RECORD EXTRACTS
□ □ □ □ □

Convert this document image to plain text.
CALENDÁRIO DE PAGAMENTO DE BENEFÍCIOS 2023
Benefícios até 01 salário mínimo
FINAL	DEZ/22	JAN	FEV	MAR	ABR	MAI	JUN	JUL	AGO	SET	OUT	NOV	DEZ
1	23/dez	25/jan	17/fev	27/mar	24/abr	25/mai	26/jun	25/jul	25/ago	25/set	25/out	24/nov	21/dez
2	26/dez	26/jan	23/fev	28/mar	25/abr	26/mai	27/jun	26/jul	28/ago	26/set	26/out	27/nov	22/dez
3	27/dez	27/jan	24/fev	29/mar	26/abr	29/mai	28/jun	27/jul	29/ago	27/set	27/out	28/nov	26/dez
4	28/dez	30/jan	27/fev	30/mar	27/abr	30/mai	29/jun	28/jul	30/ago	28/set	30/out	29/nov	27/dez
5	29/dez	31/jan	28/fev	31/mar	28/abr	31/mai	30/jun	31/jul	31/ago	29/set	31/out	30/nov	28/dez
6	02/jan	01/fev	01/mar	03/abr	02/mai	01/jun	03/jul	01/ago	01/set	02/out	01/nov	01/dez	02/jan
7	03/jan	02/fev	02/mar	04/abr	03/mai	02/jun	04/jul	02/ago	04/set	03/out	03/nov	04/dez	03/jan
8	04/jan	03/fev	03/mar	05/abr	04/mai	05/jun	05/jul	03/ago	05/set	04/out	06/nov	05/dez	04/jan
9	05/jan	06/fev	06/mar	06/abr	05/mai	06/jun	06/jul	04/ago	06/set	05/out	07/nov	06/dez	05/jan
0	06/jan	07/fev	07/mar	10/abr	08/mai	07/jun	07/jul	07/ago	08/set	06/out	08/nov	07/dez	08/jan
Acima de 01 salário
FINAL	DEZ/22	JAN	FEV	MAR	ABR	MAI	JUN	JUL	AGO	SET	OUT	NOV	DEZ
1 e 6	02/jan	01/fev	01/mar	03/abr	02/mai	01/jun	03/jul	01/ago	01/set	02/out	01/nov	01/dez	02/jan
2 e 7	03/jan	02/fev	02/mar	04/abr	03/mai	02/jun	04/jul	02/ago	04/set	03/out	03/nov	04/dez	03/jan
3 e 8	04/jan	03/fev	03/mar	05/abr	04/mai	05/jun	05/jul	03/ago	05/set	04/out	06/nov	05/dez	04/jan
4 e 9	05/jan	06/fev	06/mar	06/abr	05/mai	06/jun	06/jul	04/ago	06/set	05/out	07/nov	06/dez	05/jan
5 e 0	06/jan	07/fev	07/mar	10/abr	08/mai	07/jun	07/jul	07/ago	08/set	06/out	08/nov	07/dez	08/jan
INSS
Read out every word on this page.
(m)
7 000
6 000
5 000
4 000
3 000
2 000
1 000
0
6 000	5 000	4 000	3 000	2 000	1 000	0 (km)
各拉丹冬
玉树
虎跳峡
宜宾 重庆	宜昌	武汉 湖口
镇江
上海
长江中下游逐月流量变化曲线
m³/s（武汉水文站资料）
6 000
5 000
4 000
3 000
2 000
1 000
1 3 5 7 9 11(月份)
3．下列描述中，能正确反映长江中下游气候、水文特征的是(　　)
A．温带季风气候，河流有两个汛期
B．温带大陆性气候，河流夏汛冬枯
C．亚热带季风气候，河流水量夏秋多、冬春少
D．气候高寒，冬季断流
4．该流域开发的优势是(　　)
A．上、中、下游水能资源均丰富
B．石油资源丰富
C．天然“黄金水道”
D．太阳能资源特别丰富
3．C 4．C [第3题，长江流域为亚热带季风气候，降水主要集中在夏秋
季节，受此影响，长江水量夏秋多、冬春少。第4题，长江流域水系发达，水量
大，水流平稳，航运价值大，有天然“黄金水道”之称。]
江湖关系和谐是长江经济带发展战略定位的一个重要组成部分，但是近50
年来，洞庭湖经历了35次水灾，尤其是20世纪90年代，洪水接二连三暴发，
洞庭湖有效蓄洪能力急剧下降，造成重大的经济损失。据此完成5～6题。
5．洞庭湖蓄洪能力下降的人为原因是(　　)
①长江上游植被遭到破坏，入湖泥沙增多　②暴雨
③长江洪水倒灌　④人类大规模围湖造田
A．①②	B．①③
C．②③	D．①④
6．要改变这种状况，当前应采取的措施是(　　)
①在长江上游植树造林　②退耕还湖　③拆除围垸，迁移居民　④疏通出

□ □ □ □ □

PROBLEM TO SOLVE
Write out every line from the records above, word for word.

FULL ANSWER
Convert this document image to plain text.
CALENDÁRIO DE PAGAMENTO DE BENEFÍCIOS 2023
Benefícios até 01 salário mínimo
FINAL	DEZ/22	JAN	FEV	MAR	ABR	MAI	JUN	JUL	AGO	SET	OUT	NOV	DEZ
1	23/dez	25/jan	17/fev	27/mar	24/abr	25/mai	26/jun	25/jul	25/ago	25/set	25/out	24/nov	21/dez
2	26/dez	26/jan	23/fev	28/mar	25/abr	26/mai	27/jun	26/jul	28/ago	26/set	26/out	27/nov	22/dez
3	27/dez	27/jan	24/fev	29/mar	26/abr	29/mai	28/jun	27/jul	29/ago	27/set	27/out	28/nov	26/dez
4	28/dez	30/jan	27/fev	30/mar	27/abr	30/mai	29/jun	28/jul	30/ago	28/set	30/out	29/nov	27/dez
5	29/dez	31/jan	28/fev	31/mar	28/abr	31/mai	30/jun	31/jul	31/ago	29/set	31/out	30/nov	28/dez
6	02/jan	01/fev	01/mar	03/abr	02/mai	01/jun	03/jul	01/ago	01/set	02/out	01/nov	01/dez	02/jan
7	03/jan	02/fev	02/mar	04/abr	03/mai	02/jun	04/jul	02/ago	04/set	03/out	03/nov	04/dez	03/jan
8	04/jan	03/fev	03/mar	05/abr	04/mai	05/jun	05/jul	03/ago	05/set	04/out	06/nov	05/dez	04/jan
9	05/jan	06/fev	06/mar	06/abr	05/mai	06/jun	06/jul	04/ago	06/set	05/out	07/nov	06/dez	05/jan
0	06/jan	07/fev	07/mar	10/abr	08/mai	07/jun	07/jul	07/ago	08/set	06/out	08/nov	07/dez	08/jan
Acima de 01 salário
FINAL	DEZ/22	JAN	FEV	MAR	ABR	MAI	JUN	JUL	AGO	SET	OUT	NOV	DEZ
1 e 6	02/jan	01/fev	01/mar	03/abr	02/mai	01/jun	03/jul	01/ago	01/set	02/out	01/nov	01/dez	02/jan
2 e 7	03/jan	02/fev	02/mar	04/abr	03/mai	02/jun	04/jul	02/ago	04/set	03/out	03/nov	04/dez	03/jan
3 e 8	04/jan	03/fev	03/mar	05/abr	04/mai	05/jun	05/jul	03/ago	05/set	04/out	06/nov	05/dez	04/jan
4 e 9	05/jan	06/fev	06/mar	06/abr	05/mai	06/jun	06/jul	04/ago	06/set	05/out	07/nov	06/dez	05/jan
5 e 0	06/jan	07/fev	07/mar	10/abr	08/mai	07/jun	07/jul	07/ago	08/set	06/out	08/nov	07/dez	08/jan
INSS
Read out every word on this page.
(m)
7 000
6 000
5 000
4 000
3 000
2 000
1 000
0
6 000	5 000	4 000	3 000	2 000	1 000	0 (km)
各拉丹冬
玉树
虎跳峡
宜宾 重庆	宜昌	武汉 湖口
镇江
上海
长江中下游逐月流量变化曲线
m³/s（武汉水文站资料）
6 000
5 000
4 000
3 000
2 000
1 000
1 3 5 7 9 11(月份)
3．下列描述中，能正确反映长江中下游气候、水文特征的是(　　)
A．温带季风气候，河流有两个汛期
B．温带大陆性气候，河流夏汛冬枯
C．亚热带季风气候，河流水量夏秋多、冬春少
D．气候高寒，冬季断流
4．该流域开发的优势是(　　)
A．上、中、下游水能资源均丰富
B．石油资源丰富
C．天然“黄金水道”
D．太阳能资源特别丰富
3．C 4．C [第3题，长江流域为亚热带季风气候，降水主要集中在夏秋
季节，受此影响，长江水量夏秋多、冬春少。第4题，长江流域水系发达，水量
大，水流平稳，航运价值大，有天然“黄金水道”之称。]
江湖关系和谐是长江经济带发展战略定位的一个重要组成部分，但是近50
年来，洞庭湖经历了35次水灾，尤其是20世纪90年代，洪水接二连三暴发，
洞庭湖有效蓄洪能力急剧下降，造成重大的经济损失。据此完成5～6题。
5．洞庭湖蓄洪能力下降的人为原因是(　　)
①长江上游植被遭到破坏，入湖泥沙增多　②暴雨
③长江洪水倒灌　④人类大规模围湖造田
A．①②	B．①③
C．②③	D．①④
6．要改变这种状况，当前应采取的措施是(　　)
①在长江上游植树造林　②退耕还湖　③拆除围垸，迁移居民　④疏通出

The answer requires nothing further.